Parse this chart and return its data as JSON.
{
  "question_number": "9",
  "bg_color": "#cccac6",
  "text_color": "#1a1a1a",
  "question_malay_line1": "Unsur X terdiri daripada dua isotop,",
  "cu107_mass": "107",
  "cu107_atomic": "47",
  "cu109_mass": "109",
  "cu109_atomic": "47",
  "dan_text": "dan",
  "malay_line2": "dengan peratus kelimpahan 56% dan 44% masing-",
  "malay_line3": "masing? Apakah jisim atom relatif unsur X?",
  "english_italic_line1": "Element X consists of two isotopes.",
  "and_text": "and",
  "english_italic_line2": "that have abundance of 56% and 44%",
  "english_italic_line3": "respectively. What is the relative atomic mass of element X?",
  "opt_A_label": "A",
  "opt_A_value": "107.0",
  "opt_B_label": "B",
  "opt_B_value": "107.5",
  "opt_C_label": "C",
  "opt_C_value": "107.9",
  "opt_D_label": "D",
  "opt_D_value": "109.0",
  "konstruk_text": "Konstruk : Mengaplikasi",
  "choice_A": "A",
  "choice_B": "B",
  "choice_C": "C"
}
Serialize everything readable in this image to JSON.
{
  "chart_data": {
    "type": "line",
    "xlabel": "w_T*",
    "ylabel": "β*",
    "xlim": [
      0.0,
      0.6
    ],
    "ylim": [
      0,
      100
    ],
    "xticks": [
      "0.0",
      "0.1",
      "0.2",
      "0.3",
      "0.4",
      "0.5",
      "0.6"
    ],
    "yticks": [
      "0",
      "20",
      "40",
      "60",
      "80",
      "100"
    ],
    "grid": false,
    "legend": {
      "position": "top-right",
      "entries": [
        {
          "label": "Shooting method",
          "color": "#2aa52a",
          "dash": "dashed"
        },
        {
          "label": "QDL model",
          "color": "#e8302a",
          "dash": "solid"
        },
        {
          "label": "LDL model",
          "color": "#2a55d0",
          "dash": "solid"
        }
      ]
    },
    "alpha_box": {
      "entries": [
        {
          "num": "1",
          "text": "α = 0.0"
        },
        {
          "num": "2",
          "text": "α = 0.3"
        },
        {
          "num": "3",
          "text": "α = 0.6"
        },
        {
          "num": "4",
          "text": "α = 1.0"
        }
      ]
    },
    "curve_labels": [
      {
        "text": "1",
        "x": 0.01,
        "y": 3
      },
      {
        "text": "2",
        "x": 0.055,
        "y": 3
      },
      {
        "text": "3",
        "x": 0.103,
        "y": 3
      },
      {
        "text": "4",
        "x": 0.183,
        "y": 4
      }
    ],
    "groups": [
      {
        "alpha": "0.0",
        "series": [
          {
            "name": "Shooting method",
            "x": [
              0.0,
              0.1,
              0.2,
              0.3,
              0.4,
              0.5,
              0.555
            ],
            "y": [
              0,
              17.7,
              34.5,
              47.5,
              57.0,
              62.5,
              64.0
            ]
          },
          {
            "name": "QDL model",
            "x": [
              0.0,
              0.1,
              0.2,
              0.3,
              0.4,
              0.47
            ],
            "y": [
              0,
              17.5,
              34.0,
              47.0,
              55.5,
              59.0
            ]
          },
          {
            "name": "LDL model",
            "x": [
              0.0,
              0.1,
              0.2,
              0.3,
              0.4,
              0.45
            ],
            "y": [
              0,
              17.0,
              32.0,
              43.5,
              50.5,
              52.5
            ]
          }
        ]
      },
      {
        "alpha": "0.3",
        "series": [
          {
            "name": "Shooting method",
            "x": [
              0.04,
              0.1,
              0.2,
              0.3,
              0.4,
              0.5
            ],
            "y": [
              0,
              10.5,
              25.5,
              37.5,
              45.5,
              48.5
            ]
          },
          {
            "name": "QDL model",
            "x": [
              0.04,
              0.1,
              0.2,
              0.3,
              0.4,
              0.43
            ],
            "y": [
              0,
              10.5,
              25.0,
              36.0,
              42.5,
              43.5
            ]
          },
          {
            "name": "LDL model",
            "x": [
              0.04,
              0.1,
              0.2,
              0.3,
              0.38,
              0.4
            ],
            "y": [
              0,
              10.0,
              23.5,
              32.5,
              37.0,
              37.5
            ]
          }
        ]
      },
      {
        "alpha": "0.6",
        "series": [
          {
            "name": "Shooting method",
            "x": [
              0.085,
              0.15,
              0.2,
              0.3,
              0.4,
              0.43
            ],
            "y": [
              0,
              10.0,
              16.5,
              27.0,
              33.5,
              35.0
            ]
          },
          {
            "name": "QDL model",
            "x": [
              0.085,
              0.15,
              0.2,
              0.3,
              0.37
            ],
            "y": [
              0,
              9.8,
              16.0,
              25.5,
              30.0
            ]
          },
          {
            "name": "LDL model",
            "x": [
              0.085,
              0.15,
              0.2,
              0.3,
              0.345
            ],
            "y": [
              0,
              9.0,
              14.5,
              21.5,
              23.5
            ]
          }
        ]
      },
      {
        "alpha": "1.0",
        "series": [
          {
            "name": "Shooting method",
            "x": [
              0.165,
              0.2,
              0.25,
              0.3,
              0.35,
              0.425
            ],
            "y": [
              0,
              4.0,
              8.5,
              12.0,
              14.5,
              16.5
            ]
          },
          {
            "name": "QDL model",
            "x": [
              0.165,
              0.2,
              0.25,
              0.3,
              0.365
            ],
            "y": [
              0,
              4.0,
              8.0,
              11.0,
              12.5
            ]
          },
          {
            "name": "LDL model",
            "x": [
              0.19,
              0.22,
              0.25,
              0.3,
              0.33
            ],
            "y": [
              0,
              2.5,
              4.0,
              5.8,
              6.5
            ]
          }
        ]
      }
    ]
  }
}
################
→ Problem details
Write out the entries in full, exactly as given.

→ Solution for this problem
Parse this chart and return its data as JSON.
{
  "question_number": "9",
  "bg_color": "#cccac6",
  "text_color": "#1a1a1a",
  "question_malay_line1": "Unsur X terdiri daripada dua isotop,",
  "cu107_mass": "107",
  "cu107_atomic": "47",
  "cu109_mass": "109",
  "cu109_atomic": "47",
  "dan_text": "dan",
  "malay_line2": "dengan peratus kelimpahan 56% dan 44% masing-",
  "malay_line3": "masing? Apakah jisim atom relatif unsur X?",
  "english_italic_line1": "Element X consists of two isotopes.",
  "and_text": "and",
  "english_italic_line2": "that have abundance of 56% and 44%",
  "english_italic_line3": "respectively. What is the relative atomic mass of element X?",
  "opt_A_label": "A",
  "opt_A_value": "107.0",
  "opt_B_label": "B",
  "opt_B_value": "107.5",
  "opt_C_label": "C",
  "opt_C_value": "107.9",
  "opt_D_label": "D",
  "opt_D_value": "109.0",
  "konstruk_text": "Konstruk : Mengaplikasi",
  "choice_A": "A",
  "choice_B": "B",
  "choice_C": "C"
}
Serialize everything readable in this image to JSON.
{
  "chart_data": {
    "type": "line",
    "xlabel": "w_T*",
    "ylabel": "β*",
    "xlim": [
      0.0,
      0.6
    ],
    "ylim": [
      0,
      100
    ],
    "xticks": [
      "0.0",
      "0.1",
      "0.2",
      "0.3",
      "0.4",
      "0.5",
      "0.6"
    ],
    "yticks": [
      "0",
      "20",
      "40",
      "60",
      "80",
      "100"
    ],
    "grid": false,
    "legend": {
      "position": "top-right",
      "entries": [
        {
          "label": "Shooting method",
          "color": "#2aa52a",
          "dash": "dashed"
        },
        {
          "label": "QDL model",
          "color": "#e8302a",
          "dash": "solid"
        },
        {
          "label": "LDL model",
          "color": "#2a55d0",
          "dash": "solid"
        }
      ]
    },
    "alpha_box": {
      "entries": [
        {
          "num": "1",
          "text": "α = 0.0"
        },
        {
          "num": "2",
          "text": "α = 0.3"
        },
        {
          "num": "3",
          "text": "α = 0.6"
        },
        {
          "num": "4",
          "text": "α = 1.0"
        }
      ]
    },
    "curve_labels": [
      {
        "text": "1",
        "x": 0.01,
        "y": 3
      },
      {
        "text": "2",
        "x": 0.055,
        "y": 3
      },
      {
        "text": "3",
        "x": 0.103,
        "y": 3
      },
      {
        "text": "4",
        "x": 0.183,
        "y": 4
      }
    ],
    "groups": [
      {
        "alpha": "0.0",
        "series": [
          {
            "name": "Shooting method",
            "x": [
              0.0,
              0.1,
              0.2,
              0.3,
              0.4,
              0.5,
              0.555
            ],
            "y": [
              0,
              17.7,
              34.5,
              47.5,
              57.0,
              62.5,
              64.0
            ]
          },
          {
            "name": "QDL model",
            "x": [
              0.0,
              0.1,
              0.2,
              0.3,
              0.4,
              0.47
            ],
            "y": [
              0,
              17.5,
              34.0,
              47.0,
              55.5,
              59.0
            ]
          },
          {
            "name": "LDL model",
            "x": [
              0.0,
              0.1,
              0.2,
              0.3,
              0.4,
              0.45
            ],
            "y": [
              0,
              17.0,
              32.0,
              43.5,
              50.5,
              52.5
            ]
          }
        ]
      },
      {
        "alpha": "0.3",
        "series": [
          {
            "name": "Shooting method",
            "x": [
              0.04,
              0.1,
              0.2,
              0.3,
              0.4,
              0.5
            ],
            "y": [
              0,
              10.5,
              25.5,
              37.5,
              45.5,
              48.5
            ]
          },
          {
            "name": "QDL model",
            "x": [
              0.04,
              0.1,
              0.2,
              0.3,
              0.4,
              0.43
            ],
            "y": [
              0,
              10.5,
              25.0,
              36.0,
              42.5,
              43.5
            ]
          },
          {
            "name": "LDL model",
            "x": [
              0.04,
              0.1,
              0.2,
              0.3,
              0.38,
              0.4
            ],
            "y": [
              0,
              10.0,
              23.5,
              32.5,
              37.0,
              37.5
            ]
          }
        ]
      },
      {
        "alpha": "0.6",
        "series": [
          {
            "name": "Shooting method",
            "x": [
              0.085,
              0.15,
              0.2,
              0.3,
              0.4,
              0.43
            ],
            "y": [
              0,
              10.0,
              16.5,
              27.0,
              33.5,
              35.0
            ]
          },
          {
            "name": "QDL model",
            "x": [
              0.085,
              0.15,
              0.2,
              0.3,
              0.37
            ],
            "y": [
              0,
              9.8,
              16.0,
              25.5,
              30.0
            ]
          },
          {
            "name": "LDL model",
            "x": [
              0.085,
              0.15,
              0.2,
              0.3,
              0.345
            ],
            "y": [
              0,
              9.0,
              14.5,
              21.5,
              23.5
            ]
          }
        ]
      },
      {
        "alpha": "1.0",
        "series": [
          {
            "name": "Shooting method",
            "x": [
              0.165,
              0.2,
              0.25,
              0.3,
              0.35,
              0.425
            ],
            "y": [
              0,
              4.0,
              8.5,
              12.0,
              14.5,
              16.5
            ]
          },
          {
            "name": "QDL model",
            "x": [
              0.165,
              0.2,
              0.25,
              0.3,
              0.365
            ],
            "y": [
              0,
              4.0,
              8.0,
              11.0,
              12.5
            ]
          },
          {
            "name": "LDL model",
            "x": [
              0.19,
              0.22,
              0.25,
              0.3,
              0.33
            ],
            "y": [
              0,
              2.5,
              4.0,
              5.8,
              6.5
            ]
          }
        ]
      }
    ]
  }
}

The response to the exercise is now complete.